(Data entries)
+++++

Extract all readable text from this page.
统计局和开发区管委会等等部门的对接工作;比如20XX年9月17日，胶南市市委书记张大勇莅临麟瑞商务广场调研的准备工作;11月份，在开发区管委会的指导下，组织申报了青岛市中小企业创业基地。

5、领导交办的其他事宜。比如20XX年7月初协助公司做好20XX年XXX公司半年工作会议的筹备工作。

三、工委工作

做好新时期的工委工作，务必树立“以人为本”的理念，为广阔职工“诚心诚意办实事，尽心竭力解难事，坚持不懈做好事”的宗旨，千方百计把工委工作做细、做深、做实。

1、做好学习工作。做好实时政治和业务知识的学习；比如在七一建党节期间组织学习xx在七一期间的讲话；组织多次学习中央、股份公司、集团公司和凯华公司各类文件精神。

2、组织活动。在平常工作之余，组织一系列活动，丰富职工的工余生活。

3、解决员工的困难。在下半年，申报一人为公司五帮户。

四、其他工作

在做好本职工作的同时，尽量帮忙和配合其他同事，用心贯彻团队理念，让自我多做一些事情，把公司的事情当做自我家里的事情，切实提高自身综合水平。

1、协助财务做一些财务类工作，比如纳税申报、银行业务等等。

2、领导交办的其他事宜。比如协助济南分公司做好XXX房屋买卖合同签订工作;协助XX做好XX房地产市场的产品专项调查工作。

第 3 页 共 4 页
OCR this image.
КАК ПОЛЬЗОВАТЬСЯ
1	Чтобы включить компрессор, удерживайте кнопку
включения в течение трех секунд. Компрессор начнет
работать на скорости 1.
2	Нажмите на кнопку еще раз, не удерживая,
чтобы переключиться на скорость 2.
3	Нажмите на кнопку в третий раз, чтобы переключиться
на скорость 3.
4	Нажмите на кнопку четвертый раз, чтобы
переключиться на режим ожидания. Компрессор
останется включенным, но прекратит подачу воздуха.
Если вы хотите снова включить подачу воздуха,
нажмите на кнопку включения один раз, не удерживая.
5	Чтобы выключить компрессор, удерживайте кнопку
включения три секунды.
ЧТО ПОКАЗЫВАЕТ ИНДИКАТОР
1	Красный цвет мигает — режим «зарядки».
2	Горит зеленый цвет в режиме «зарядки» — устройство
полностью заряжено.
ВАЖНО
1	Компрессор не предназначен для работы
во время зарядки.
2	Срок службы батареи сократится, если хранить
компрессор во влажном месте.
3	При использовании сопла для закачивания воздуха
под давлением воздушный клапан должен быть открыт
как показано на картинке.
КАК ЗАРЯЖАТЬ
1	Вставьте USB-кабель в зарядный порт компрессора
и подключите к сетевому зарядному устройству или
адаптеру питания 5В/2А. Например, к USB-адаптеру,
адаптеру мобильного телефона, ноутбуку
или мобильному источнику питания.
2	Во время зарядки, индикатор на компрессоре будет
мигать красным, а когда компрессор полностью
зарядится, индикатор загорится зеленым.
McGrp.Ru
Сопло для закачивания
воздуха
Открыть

+++++

▶ **Requirements**
Look through the lines above and collect those with the word "питания".

▶ **Task solution**
адаптеру питания 5В/2А. Например, к USB-адаптеру,
или мобильному источнику питания.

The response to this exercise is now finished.